>> begin Records to use
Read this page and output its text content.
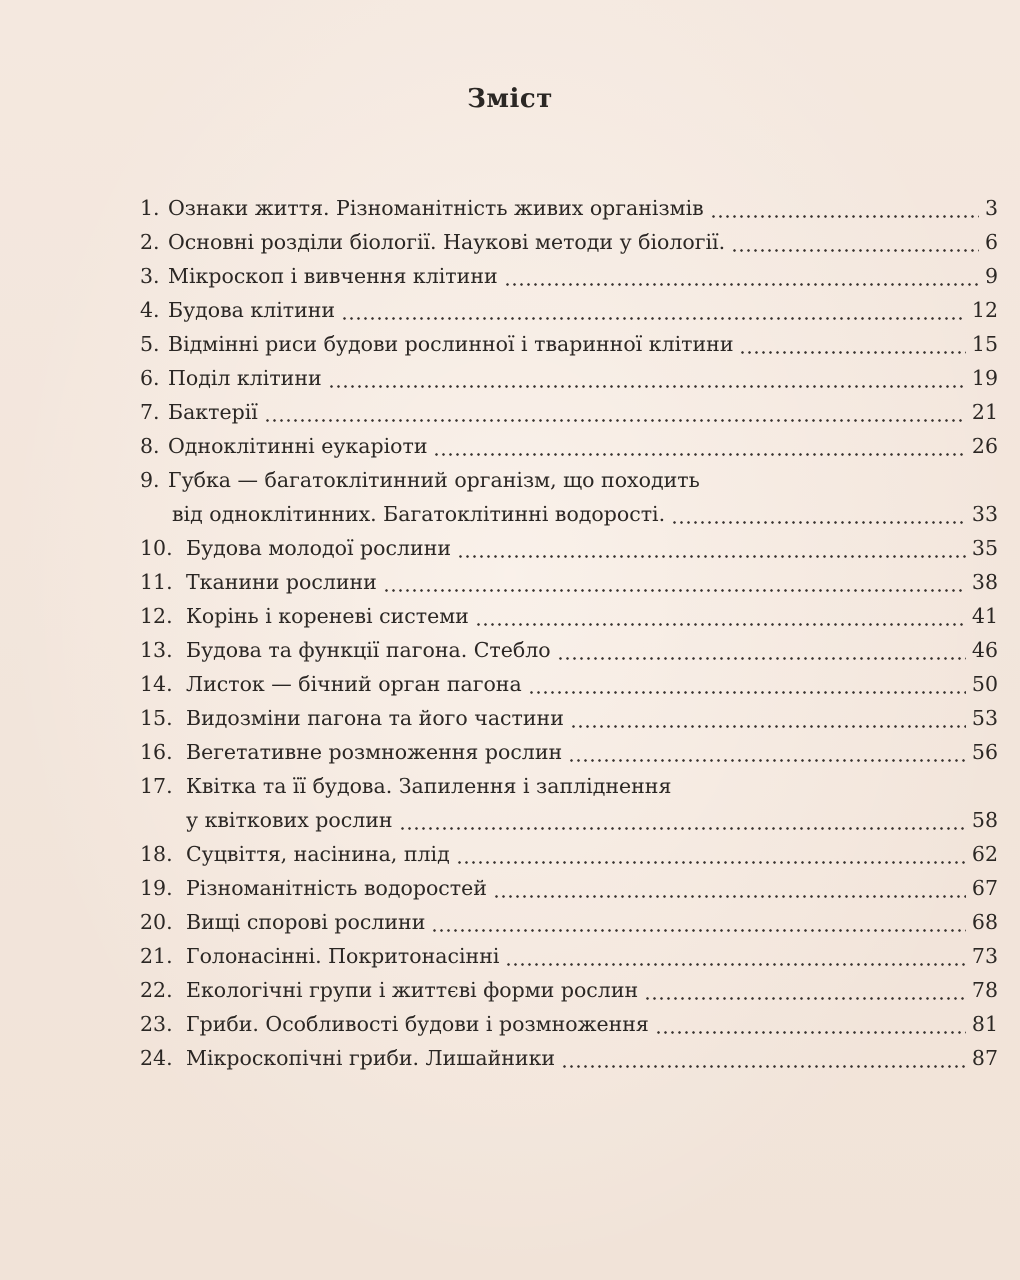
Зміст
1. Ознаки життя. Різноманітність живих організмів	3
2. Основні розділи біології. Наукові методи у біології.	6
3. Мікроскоп і вивчення клітини	9
4. Будова клітини	12
5. Відмінні риси будови рослинної і тваринної клітини	15
6. Поділ клітини	19
7. Бактерії	21
8. Одноклітинні еукаріоти	26
9. Губка — багатоклітинний організм, що походить
від одноклітинних. Багатоклітинні водорості.	33
10. Будова молодої рослини	35
11. Тканини рослини	38
12. Корінь і кореневі системи	41
13. Будова та функції пагона. Стебло	46
14. Листок — бічний орган пагона	50
15. Видозміни пагона та його частини	53
16. Вегетативне розмноження рослин	56
17. Квітка та її будова. Запилення і запліднення
у квіткових рослин	58
18. Суцвіття, насінина, плід	62
19. Різноманітність водоростей	67
20. Вищі спорові рослини	68
21. Голонасінні. Покритонасінні	73
22. Екологічні групи і життєві форми рослин	78
23. Гриби. Особливості будови і розмноження	81
24. Мікроскопічні гриби. Лишайники	87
>> end Records to use
Instruction = Without including the pictures, reproduce all entries exactly.

The completed task =
Read this page and output its text content.
Зміст
1. Ознаки життя. Різноманітність живих організмів	3
2. Основні розділи біології. Наукові методи у біології.	6
3. Мікроскоп і вивчення клітини	9
4. Будова клітини	12
5. Відмінні риси будови рослинної і тваринної клітини	15
6. Поділ клітини	19
7. Бактерії	21
8. Одноклітинні еукаріоти	26
9. Губка — багатоклітинний організм, що походить
від одноклітинних. Багатоклітинні водорості.	33
10. Будова молодої рослини	35
11. Тканини рослини	38
12. Корінь і кореневі системи	41
13. Будова та функції пагона. Стебло	46
14. Листок — бічний орган пагона	50
15. Видозміни пагона та його частини	53
16. Вегетативне розмноження рослин	56
17. Квітка та її будова. Запилення і запліднення
у квіткових рослин	58
18. Суцвіття, насінина, плід	62
19. Різноманітність водоростей	67
20. Вищі спорові рослини	68
21. Голонасінні. Покритонасінні	73
22. Екологічні групи і життєві форми рослин	78
23. Гриби. Особливості будови і розмноження	81
24. Мікроскопічні гриби. Лишайники	87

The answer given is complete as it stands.